→ **Extracted data**
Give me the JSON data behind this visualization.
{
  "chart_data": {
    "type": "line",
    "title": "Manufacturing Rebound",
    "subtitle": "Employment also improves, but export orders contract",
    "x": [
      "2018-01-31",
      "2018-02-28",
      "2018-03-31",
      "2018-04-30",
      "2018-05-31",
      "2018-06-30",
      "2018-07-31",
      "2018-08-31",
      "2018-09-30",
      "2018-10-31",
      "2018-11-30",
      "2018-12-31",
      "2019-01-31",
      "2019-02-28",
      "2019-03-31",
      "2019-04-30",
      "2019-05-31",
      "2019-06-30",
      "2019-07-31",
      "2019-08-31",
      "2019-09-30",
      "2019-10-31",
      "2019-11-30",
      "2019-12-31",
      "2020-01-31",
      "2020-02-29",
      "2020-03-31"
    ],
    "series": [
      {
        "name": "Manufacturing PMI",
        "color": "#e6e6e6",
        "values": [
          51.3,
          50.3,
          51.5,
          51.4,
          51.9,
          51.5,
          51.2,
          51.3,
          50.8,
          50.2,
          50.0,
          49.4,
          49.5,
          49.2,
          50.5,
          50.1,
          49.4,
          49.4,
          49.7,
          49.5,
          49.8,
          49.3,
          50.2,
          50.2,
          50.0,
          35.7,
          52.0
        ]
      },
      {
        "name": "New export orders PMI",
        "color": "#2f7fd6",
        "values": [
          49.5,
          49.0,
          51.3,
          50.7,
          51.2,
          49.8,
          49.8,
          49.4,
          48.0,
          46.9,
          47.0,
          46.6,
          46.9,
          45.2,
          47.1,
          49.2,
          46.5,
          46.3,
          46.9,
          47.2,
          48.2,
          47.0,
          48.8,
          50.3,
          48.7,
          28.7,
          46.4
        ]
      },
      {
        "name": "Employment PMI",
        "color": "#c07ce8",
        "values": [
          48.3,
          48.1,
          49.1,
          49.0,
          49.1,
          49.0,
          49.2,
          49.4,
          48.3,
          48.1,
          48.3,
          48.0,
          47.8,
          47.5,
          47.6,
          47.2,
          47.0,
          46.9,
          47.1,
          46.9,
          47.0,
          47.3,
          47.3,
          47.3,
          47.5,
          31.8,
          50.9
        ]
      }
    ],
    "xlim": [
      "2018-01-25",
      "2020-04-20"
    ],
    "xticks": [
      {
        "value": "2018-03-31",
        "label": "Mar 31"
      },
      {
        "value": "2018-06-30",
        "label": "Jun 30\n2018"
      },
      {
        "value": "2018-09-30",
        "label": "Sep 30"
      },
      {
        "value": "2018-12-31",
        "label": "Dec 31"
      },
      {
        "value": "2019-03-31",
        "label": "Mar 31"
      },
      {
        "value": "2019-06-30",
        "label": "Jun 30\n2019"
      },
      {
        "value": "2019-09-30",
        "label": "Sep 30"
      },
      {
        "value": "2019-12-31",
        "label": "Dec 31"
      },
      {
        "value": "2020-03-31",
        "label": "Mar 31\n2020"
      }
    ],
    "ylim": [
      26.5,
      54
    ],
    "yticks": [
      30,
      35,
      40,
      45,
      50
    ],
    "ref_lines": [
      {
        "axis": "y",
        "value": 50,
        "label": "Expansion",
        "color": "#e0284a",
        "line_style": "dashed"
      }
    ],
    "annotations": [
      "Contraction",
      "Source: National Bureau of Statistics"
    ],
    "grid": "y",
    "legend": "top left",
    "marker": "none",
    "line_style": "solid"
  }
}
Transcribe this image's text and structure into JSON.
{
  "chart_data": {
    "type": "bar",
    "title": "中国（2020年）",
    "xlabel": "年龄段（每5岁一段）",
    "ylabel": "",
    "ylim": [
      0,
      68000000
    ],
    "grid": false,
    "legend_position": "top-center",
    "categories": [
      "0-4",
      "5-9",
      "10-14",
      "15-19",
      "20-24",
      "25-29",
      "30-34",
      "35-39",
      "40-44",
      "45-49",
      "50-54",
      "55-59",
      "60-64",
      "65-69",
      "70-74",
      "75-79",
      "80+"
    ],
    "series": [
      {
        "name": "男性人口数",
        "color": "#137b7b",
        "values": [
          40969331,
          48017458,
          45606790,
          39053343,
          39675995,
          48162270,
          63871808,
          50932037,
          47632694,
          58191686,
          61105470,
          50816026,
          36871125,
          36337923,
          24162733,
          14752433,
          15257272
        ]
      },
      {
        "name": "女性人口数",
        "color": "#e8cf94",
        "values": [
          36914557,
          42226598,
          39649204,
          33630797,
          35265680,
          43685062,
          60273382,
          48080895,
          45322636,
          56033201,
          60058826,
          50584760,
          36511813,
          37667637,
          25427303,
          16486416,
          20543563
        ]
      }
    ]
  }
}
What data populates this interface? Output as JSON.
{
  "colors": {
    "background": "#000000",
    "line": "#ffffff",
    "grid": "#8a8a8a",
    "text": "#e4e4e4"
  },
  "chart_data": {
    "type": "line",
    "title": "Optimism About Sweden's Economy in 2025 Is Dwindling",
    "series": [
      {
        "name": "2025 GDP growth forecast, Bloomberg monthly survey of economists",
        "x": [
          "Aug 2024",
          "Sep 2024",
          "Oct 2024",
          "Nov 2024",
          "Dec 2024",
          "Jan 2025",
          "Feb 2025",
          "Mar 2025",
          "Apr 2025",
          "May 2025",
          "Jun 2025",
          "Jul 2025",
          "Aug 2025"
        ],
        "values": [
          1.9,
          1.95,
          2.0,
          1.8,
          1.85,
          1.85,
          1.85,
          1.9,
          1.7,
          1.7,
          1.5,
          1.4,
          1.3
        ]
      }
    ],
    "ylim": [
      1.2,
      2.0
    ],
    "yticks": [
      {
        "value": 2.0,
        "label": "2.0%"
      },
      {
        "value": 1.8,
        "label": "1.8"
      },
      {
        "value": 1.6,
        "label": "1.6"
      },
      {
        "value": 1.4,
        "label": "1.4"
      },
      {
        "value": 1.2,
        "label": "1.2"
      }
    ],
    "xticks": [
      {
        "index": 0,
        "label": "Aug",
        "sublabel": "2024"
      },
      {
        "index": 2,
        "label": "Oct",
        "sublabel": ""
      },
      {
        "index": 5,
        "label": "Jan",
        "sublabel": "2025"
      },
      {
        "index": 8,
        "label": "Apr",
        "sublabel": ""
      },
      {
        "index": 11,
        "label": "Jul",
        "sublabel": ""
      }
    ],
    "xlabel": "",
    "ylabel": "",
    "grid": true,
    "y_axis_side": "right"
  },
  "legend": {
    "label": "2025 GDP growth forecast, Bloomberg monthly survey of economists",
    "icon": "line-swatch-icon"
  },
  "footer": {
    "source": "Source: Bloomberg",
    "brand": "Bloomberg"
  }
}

→ **Problem description**
Copy every line of the records above that contains "JSON".

→ **Written solution**
Give me the JSON data behind this visualization.
Transcribe this image's text and structure into JSON.
What data populates this interface? Output as JSON.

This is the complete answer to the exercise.